Objective: Tally the lines in the listing below that include "муниципального". Answer with the count and nothing more.

(Saved data entries)

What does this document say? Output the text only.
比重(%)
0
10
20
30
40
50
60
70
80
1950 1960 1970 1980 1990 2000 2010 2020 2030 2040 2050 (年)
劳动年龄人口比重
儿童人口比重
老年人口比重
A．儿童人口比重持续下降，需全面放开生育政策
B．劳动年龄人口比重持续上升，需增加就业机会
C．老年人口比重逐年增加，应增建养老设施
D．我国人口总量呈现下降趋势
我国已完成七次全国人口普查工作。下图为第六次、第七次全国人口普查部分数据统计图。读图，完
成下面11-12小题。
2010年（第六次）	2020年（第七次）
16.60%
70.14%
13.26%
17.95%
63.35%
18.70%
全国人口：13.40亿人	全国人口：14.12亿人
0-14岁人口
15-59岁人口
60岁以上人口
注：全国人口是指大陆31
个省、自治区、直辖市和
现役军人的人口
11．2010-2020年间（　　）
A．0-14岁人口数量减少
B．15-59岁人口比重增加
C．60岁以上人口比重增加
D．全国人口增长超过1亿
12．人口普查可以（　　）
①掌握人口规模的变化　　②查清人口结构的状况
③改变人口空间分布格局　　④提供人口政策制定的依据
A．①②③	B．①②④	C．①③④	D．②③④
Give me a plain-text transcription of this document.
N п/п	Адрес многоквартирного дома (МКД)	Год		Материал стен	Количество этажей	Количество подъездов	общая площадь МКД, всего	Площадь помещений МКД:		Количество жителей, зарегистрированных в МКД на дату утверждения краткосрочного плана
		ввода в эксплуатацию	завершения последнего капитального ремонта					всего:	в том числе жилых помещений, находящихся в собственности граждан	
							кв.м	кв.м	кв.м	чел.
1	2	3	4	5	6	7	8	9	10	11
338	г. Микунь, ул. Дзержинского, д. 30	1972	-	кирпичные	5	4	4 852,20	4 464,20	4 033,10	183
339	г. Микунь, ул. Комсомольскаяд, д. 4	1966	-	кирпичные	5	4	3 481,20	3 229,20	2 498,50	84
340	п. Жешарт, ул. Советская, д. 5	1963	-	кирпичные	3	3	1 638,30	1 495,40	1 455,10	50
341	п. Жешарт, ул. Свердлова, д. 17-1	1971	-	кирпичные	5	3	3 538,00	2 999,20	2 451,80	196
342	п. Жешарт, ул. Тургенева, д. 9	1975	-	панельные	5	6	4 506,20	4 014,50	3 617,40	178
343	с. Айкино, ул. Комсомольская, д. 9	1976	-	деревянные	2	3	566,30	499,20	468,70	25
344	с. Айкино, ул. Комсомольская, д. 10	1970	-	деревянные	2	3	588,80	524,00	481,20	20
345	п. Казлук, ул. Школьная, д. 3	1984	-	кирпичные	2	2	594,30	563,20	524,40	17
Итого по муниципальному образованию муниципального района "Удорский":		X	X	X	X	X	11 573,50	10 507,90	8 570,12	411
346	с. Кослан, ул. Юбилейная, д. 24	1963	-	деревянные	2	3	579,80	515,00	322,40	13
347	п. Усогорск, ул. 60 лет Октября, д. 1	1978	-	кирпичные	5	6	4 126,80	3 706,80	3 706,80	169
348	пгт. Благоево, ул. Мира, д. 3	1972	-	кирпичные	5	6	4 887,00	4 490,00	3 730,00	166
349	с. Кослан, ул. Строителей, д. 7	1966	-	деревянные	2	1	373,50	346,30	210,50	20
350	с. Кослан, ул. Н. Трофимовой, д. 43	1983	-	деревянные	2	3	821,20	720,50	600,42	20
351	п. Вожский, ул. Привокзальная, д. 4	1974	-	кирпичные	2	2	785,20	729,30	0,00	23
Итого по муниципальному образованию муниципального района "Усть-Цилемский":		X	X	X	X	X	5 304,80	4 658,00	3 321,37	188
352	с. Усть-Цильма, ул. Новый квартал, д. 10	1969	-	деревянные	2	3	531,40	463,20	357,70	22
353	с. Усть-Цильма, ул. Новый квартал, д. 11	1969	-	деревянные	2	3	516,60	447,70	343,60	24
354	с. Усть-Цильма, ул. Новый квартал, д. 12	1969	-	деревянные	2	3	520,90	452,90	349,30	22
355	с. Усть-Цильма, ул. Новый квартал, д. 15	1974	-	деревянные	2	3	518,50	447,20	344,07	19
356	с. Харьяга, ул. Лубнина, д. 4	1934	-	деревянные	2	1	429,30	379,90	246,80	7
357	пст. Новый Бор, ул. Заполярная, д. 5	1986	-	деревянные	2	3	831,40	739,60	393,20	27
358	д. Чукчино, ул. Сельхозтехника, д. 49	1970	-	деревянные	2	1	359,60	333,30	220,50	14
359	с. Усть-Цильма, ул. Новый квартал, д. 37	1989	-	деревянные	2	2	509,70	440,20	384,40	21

Exercise response: 2